# Erro ao compilar programas e instalar binarios < Resolvido >

## mfdzerohour

Boa noite, consegui instalar o Gentoo, KDE, amsn, firefox, sem problema algum, mas ao tentar instalar o openoffice, openoffice-bin ou o wine ambos os pacotes dão o mesmo erro que segue abaixo, obrigado.

Marcelo Duarte

----

Erro:

emerge openoffice-bin

Calculating dependencies... done!

>>> Verifying ebuild manifests

>>> Emerging (1 of 1) app-office/openoffice-bin-3.0.0

>>> Downloading 'ftp://mirrors.tera-byte.com/pub/gentoo/distfiles/OOo_3.0.0rc4_20080930_LinuxIntel_langpack_pt-BR.tar.gz'

Traceback (most recent call last):

  File "/usr/bin/emerge", line 40, in <module>

    retval = _emerge.emerge_main()

  File "//usr/lib/portage/pym/_emerge/__init__.py", line 14670, in emerge_main

    myopts, myaction, myfiles, spinner)

**Trecho da fonte**:
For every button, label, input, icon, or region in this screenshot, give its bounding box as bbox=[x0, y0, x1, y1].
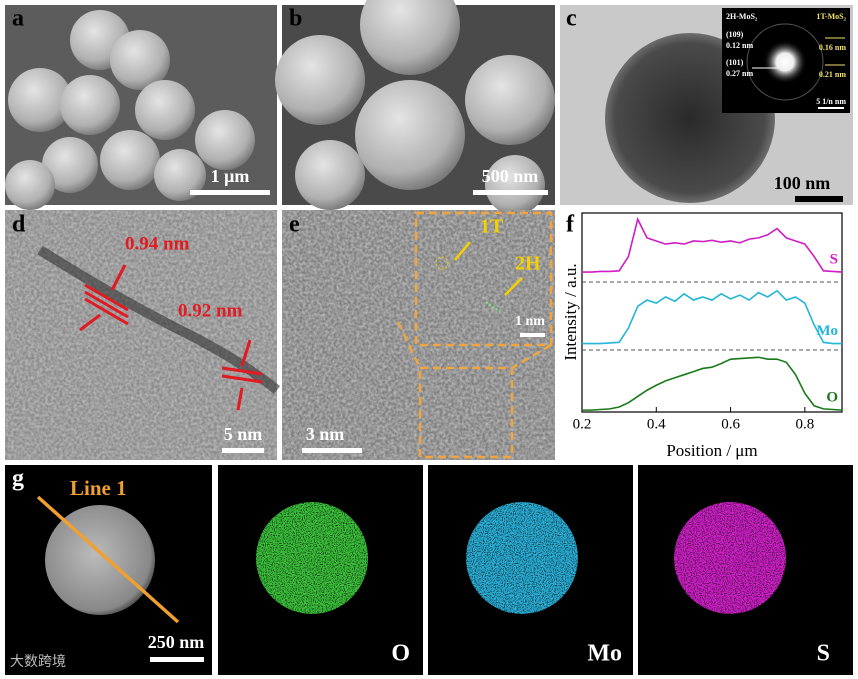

**Problema proposto 1**:
Diga se cada afirmação abaixo está de acordo com o tópico sobre o erro no Gentoo. Responda sim ou não e cite as palavras do texto que decidem.
(a) O autor instalou o Firefox sem problemas.
(b) O erro aparece só na instalação do wine.
(c) A versão do openoffice-bin que estava sendo instalada era a 3.0.0.
**Problema proposto 2**: Continue o tópico sobre o erro no Gentoo a partir da última linha mostrada.
Os dados foram tirados de outra fonte.

**Resultado do exercício 1**:
(a) Sim: "consegui instalar o Gentoo, KDE, amsn, firefox, sem problema algum".
(b) Não: "o openoffice, openoffice-bin ou o wine ambos os pacotes dão o mesmo erro".
(c) Sim: "app-office/openoffice-bin-3.0.0".

**Resultado do exercício 2**:
  File "//usr/lib/portage/pym/_emerge/__init__.py", line 13766, in action_build

    retval = mergetask.merge()

  File "//usr/lib/portage/pym/_emerge/__init__.py", line 10246, in merge

    rval = self._merge()

  File "//usr/lib/portage/pym/_emerge/__init__.py", line 10488, in _merge

    self._main_loop()

  File "//usr/lib/portage/pym/_emerge/__init__.py", line 10623, in _main_loop

    self._poll_loop()

  File "//usr/lib/portage/pym/_emerge/__init__.py", line 9177, in _poll_loop

    handler(f, event)

  File "//usr/lib/portage/pym/_emerge/__init__.py", line 2248, in _output_handler

    files.log.flush()

IOError: [Errno 28] No space left on deviceLast edited by mfdzerohour on Sun Mar 15, 2009 8:14 pm; edited 1 time in total

----------

## baldeante

Boas,

Experimentas-te actualizar o portage ????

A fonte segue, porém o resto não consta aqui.